PROBLEM DETAILS → Skip all pictures, then print the remaining material exactly.

MATERIAL FOR THIS TASK →
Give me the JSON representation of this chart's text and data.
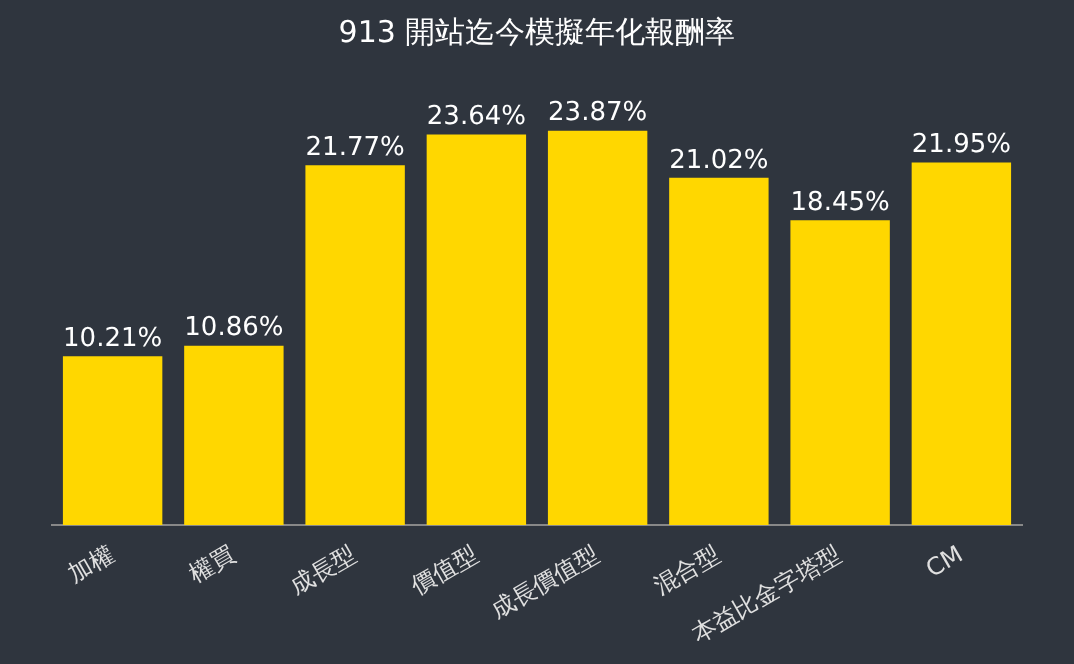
{
  "chart_data": {
    "type": "bar",
    "title": "913 開站迄今模擬年化報酬率",
    "categories": [
      "加權",
      "權買",
      "成長型",
      "價值型",
      "成長價值型",
      "混合型",
      "本益比金字塔型",
      "CM"
    ],
    "values": [
      10.21,
      10.86,
      21.77,
      23.64,
      23.87,
      21.02,
      18.45,
      21.95
    ],
    "value_labels": [
      "10.21%",
      "10.86%",
      "21.77%",
      "23.64%",
      "23.87%",
      "21.02%",
      "18.45%",
      "21.95%"
    ],
    "color": "#ffd700",
    "grid": false,
    "legend": false
  }
}
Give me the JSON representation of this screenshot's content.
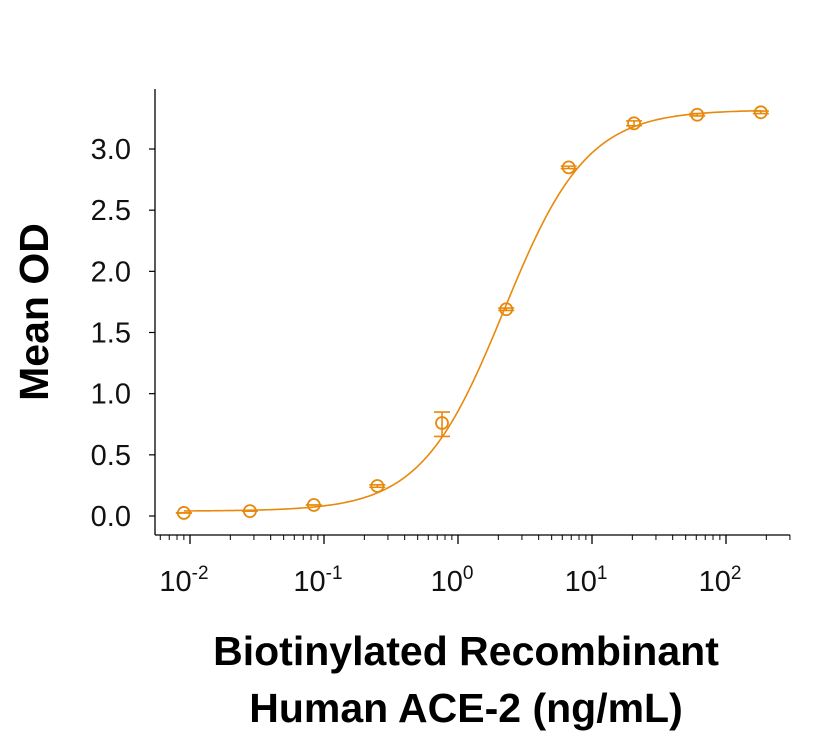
{
  "chart_data": {
    "type": "scatter",
    "title": "",
    "xlabel_lines": [
      "Biotinylated Recombinant",
      "Human ACE-2 (ng/mL)"
    ],
    "xlabel": "Biotinylated Recombinant Human ACE-2 (ng/mL)",
    "ylabel": "Mean OD",
    "xscale": "log",
    "xlim": [
      0.0055,
      300
    ],
    "ylim": [
      -0.155,
      3.48
    ],
    "x_ticks": [
      {
        "value": 0.01,
        "base": "10",
        "exp": "-2"
      },
      {
        "value": 0.1,
        "base": "10",
        "exp": "-1"
      },
      {
        "value": 1,
        "base": "10",
        "exp": "0"
      },
      {
        "value": 10,
        "base": "10",
        "exp": "1"
      },
      {
        "value": 100,
        "base": "10",
        "exp": "2"
      }
    ],
    "y_ticks": [
      {
        "value": 0.0,
        "label": "0.0"
      },
      {
        "value": 0.5,
        "label": "0.5"
      },
      {
        "value": 1.0,
        "label": "1.0"
      },
      {
        "value": 1.5,
        "label": "1.5"
      },
      {
        "value": 2.0,
        "label": "2.0"
      },
      {
        "value": 2.5,
        "label": "2.5"
      },
      {
        "value": 3.0,
        "label": "3.0"
      }
    ],
    "grid": false,
    "legend": null,
    "color": "#E8890C",
    "series": [
      {
        "name": "Mean OD",
        "marker": "open-circle",
        "x": [
          0.009,
          0.028,
          0.084,
          0.25,
          0.76,
          2.29,
          6.7,
          20.6,
          61,
          182
        ],
        "y": [
          0.025,
          0.04,
          0.09,
          0.245,
          0.76,
          1.69,
          2.85,
          3.21,
          3.28,
          3.3
        ],
        "yerr_low": [
          0.025,
          0.04,
          0.09,
          0.235,
          0.65,
          1.68,
          2.84,
          3.19,
          3.27,
          3.29
        ],
        "yerr_high": [
          0.025,
          0.04,
          0.09,
          0.255,
          0.85,
          1.7,
          2.86,
          3.23,
          3.29,
          3.31
        ]
      }
    ],
    "fit": {
      "model": "4PL",
      "bottom": 0.04,
      "top": 3.32,
      "ec50": 2.2,
      "hill": 1.4
    }
  }
}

THE SOLUTION →
Give me the JSON representation of this chart's text and data.
{
  "chart_data": {
    "type": "bar",
    "title": "913 開站迄今模擬年化報酬率",
    "categories": [
      "加權",
      "權買",
      "成長型",
      "價值型",
      "成長價值型",
      "混合型",
      "本益比金字塔型",
      "CM"
    ],
    "values": [
      10.21,
      10.86,
      21.77,
      23.64,
      23.87,
      21.02,
      18.45,
      21.95
    ],
    "value_labels": [
      "10.21%",
      "10.86%",
      "21.77%",
      "23.64%",
      "23.87%",
      "21.02%",
      "18.45%",
      "21.95%"
    ],
    "color": "#ffd700",
    "grid": false,
    "legend": false
  }
}
Give me the JSON representation of this screenshot's content.
{
  "chart_data": {
    "type": "scatter",
    "title": "",
    "xlabel_lines": [
      "Biotinylated Recombinant",
      "Human ACE-2 (ng/mL)"
    ],
    "xlabel": "Biotinylated Recombinant Human ACE-2 (ng/mL)",
    "ylabel": "Mean OD",
    "xscale": "log",
    "xlim": [
      0.0055,
      300
    ],
    "ylim": [
      -0.155,
      3.48
    ],
    "x_ticks": [
      {
        "value": 0.01,
        "base": "10",
        "exp": "-2"
      },
      {
        "value": 0.1,
        "base": "10",
        "exp": "-1"
      },
      {
        "value": 1,
        "base": "10",
        "exp": "0"
      },
      {
        "value": 10,
        "base": "10",
        "exp": "1"
      },
      {
        "value": 100,
        "base": "10",
        "exp": "2"
      }
    ],
    "y_ticks": [
      {
        "value": 0.0,
        "label": "0.0"
      },
      {
        "value": 0.5,
        "label": "0.5"
      },
      {
        "value": 1.0,
        "label": "1.0"
      },
      {
        "value": 1.5,
        "label": "1.5"
      },
      {
        "value": 2.0,
        "label": "2.0"
      },
      {
        "value": 2.5,
        "label": "2.5"
      },
      {
        "value": 3.0,
        "label": "3.0"
      }
    ],
    "grid": false,
    "legend": null,
    "color": "#E8890C",
    "series": [
      {
        "name": "Mean OD",
        "marker": "open-circle",
        "x": [
          0.009,
          0.028,
          0.084,
          0.25,
          0.76,
          2.29,
          6.7,
          20.6,
          61,
          182
        ],
        "y": [
          0.025,
          0.04,
          0.09,
          0.245,
          0.76,
          1.69,
          2.85,
          3.21,
          3.28,
          3.3
        ],
        "yerr_low": [
          0.025,
          0.04,
          0.09,
          0.235,
          0.65,
          1.68,
          2.84,
          3.19,
          3.27,
          3.29
        ],
        "yerr_high": [
          0.025,
          0.04,
          0.09,
          0.255,
          0.85,
          1.7,
          2.86,
          3.23,
          3.29,
          3.31
        ]
      }
    ],
    "fit": {
      "model": "4PL",
      "bottom": 0.04,
      "top": 3.32,
      "ec50": 2.2,
      "hill": 1.4
    }
  }
}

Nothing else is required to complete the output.